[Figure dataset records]
________

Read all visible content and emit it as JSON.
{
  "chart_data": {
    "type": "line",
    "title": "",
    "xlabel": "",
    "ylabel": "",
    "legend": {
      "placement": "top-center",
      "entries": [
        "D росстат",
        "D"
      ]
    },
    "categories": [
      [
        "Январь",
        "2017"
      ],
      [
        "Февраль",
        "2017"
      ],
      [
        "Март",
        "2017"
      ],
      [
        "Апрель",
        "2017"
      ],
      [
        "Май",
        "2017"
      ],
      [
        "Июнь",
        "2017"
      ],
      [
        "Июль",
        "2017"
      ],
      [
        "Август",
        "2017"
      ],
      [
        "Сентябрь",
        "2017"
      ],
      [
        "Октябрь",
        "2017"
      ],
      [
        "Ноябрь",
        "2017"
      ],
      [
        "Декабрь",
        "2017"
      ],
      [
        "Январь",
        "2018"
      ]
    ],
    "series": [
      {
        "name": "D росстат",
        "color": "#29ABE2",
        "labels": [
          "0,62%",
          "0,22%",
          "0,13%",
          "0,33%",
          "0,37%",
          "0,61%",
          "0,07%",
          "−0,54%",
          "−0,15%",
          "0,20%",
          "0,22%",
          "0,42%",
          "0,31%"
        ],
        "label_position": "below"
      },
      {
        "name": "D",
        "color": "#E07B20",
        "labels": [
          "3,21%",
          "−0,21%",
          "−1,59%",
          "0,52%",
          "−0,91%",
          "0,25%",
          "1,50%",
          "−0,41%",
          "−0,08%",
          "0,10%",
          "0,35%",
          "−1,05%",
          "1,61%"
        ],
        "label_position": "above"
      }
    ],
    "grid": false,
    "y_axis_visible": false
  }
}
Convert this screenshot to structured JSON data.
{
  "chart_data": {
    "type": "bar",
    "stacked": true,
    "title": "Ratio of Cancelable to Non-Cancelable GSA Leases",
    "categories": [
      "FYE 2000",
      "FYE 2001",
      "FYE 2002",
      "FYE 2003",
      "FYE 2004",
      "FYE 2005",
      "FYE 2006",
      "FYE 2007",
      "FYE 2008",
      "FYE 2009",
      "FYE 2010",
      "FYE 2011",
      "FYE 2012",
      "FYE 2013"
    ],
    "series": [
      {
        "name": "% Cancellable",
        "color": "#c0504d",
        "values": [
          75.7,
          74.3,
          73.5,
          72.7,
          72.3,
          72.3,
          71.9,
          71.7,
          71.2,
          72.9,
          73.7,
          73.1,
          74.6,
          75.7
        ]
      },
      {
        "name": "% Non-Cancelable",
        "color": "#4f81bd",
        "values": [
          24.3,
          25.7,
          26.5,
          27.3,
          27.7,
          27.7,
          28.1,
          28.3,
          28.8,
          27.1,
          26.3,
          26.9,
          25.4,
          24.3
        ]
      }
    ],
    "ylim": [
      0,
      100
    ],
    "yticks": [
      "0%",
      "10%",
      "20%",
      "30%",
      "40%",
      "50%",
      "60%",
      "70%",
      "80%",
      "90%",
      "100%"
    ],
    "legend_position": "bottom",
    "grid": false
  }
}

________

- _Exercise_
Check each line of these records for the string "title" and state only how many lines have it.

- _Finished task_
2